_The records_
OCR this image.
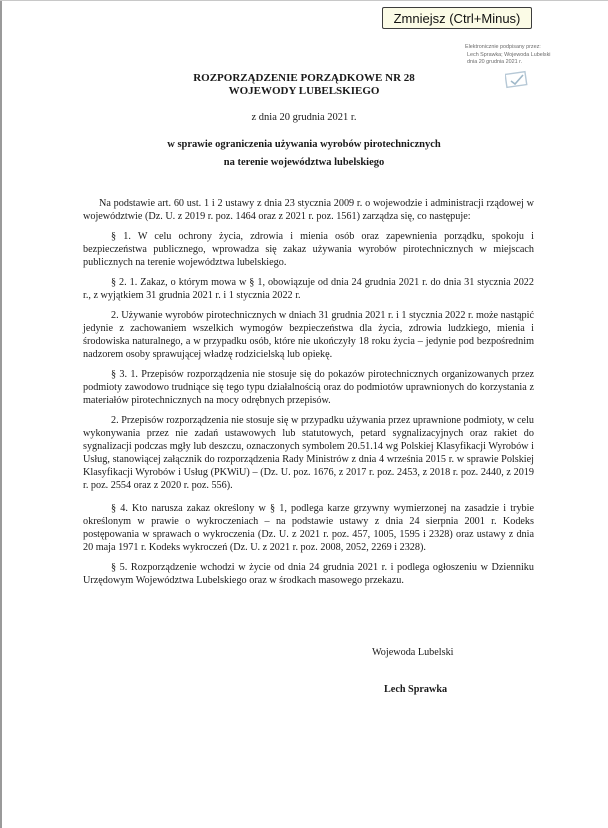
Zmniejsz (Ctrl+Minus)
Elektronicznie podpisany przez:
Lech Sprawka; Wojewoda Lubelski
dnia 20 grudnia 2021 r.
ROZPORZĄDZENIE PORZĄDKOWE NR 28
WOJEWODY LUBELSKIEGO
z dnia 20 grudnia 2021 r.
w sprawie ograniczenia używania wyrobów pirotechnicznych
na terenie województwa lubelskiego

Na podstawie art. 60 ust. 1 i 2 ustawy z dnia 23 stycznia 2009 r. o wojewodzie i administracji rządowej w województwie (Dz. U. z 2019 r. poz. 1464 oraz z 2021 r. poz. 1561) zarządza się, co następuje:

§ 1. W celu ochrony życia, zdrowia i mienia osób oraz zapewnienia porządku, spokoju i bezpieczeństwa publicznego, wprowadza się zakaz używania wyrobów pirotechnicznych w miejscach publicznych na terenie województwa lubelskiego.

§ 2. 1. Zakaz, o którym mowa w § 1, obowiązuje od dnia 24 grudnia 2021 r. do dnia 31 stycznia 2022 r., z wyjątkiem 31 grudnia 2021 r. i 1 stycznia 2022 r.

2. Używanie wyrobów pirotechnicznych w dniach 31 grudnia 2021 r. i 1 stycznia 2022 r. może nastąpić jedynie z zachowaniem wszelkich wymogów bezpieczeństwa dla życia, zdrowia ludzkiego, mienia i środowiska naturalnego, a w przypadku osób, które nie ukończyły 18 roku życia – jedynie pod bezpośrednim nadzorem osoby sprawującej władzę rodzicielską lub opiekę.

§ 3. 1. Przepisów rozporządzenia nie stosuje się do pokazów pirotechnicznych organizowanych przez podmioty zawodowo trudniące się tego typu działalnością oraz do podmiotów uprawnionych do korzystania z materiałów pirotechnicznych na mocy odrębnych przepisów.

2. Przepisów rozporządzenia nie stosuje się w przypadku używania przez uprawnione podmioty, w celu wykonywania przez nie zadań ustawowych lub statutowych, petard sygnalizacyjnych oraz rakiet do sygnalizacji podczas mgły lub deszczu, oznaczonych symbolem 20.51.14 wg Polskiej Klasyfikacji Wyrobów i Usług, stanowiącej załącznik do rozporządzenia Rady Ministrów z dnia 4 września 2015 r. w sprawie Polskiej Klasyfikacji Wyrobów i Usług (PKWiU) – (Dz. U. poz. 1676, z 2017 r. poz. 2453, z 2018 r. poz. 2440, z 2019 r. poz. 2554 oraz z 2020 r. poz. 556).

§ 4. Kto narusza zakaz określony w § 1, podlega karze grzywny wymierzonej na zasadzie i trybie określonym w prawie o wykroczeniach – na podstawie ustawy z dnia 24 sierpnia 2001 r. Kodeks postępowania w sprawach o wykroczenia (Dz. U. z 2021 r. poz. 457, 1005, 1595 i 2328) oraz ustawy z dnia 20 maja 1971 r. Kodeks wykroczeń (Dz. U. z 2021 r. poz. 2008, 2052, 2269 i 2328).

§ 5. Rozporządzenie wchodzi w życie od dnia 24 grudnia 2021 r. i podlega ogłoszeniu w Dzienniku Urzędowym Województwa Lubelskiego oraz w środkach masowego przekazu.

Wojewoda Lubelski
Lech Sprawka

_Set task_
Would you set down the listing exactly, omitting pictures?

_Task result_
OCR this image.
Zmniejsz (Ctrl+Minus)
Elektronicznie podpisany przez:
Lech Sprawka; Wojewoda Lubelski
dnia 20 grudnia 2021 r.
ROZPORZĄDZENIE PORZĄDKOWE NR 28
WOJEWODY LUBELSKIEGO
z dnia 20 grudnia 2021 r.
w sprawie ograniczenia używania wyrobów pirotechnicznych
na terenie województwa lubelskiego

Na podstawie art. 60 ust. 1 i 2 ustawy z dnia 23 stycznia 2009 r. o wojewodzie i administracji rządowej w województwie (Dz. U. z 2019 r. poz. 1464 oraz z 2021 r. poz. 1561) zarządza się, co następuje:

§ 1. W celu ochrony życia, zdrowia i mienia osób oraz zapewnienia porządku, spokoju i bezpieczeństwa publicznego, wprowadza się zakaz używania wyrobów pirotechnicznych w miejscach publicznych na terenie województwa lubelskiego.

§ 2. 1. Zakaz, o którym mowa w § 1, obowiązuje od dnia 24 grudnia 2021 r. do dnia 31 stycznia 2022 r., z wyjątkiem 31 grudnia 2021 r. i 1 stycznia 2022 r.

2. Używanie wyrobów pirotechnicznych w dniach 31 grudnia 2021 r. i 1 stycznia 2022 r. może nastąpić jedynie z zachowaniem wszelkich wymogów bezpieczeństwa dla życia, zdrowia ludzkiego, mienia i środowiska naturalnego, a w przypadku osób, które nie ukończyły 18 roku życia – jedynie pod bezpośrednim nadzorem osoby sprawującej władzę rodzicielską lub opiekę.

§ 3. 1. Przepisów rozporządzenia nie stosuje się do pokazów pirotechnicznych organizowanych przez podmioty zawodowo trudniące się tego typu działalnością oraz do podmiotów uprawnionych do korzystania z materiałów pirotechnicznych na mocy odrębnych przepisów.

2. Przepisów rozporządzenia nie stosuje się w przypadku używania przez uprawnione podmioty, w celu wykonywania przez nie zadań ustawowych lub statutowych, petard sygnalizacyjnych oraz rakiet do sygnalizacji podczas mgły lub deszczu, oznaczonych symbolem 20.51.14 wg Polskiej Klasyfikacji Wyrobów i Usług, stanowiącej załącznik do rozporządzenia Rady Ministrów z dnia 4 września 2015 r. w sprawie Polskiej Klasyfikacji Wyrobów i Usług (PKWiU) – (Dz. U. poz. 1676, z 2017 r. poz. 2453, z 2018 r. poz. 2440, z 2019 r. poz. 2554 oraz z 2020 r. poz. 556).

§ 4. Kto narusza zakaz określony w § 1, podlega karze grzywny wymierzonej na zasadzie i trybie określonym w prawie o wykroczeniach – na podstawie ustawy z dnia 24 sierpnia 2001 r. Kodeks postępowania w sprawach o wykroczenia (Dz. U. z 2021 r. poz. 457, 1005, 1595 i 2328) oraz ustawy z dnia 20 maja 1971 r. Kodeks wykroczeń (Dz. U. z 2021 r. poz. 2008, 2052, 2269 i 2328).

§ 5. Rozporządzenie wchodzi w życie od dnia 24 grudnia 2021 r. i podlega ogłoszeniu w Dzienniku Urzędowym Województwa Lubelskiego oraz w środkach masowego przekazu.

Wojewoda Lubelski
Lech Sprawka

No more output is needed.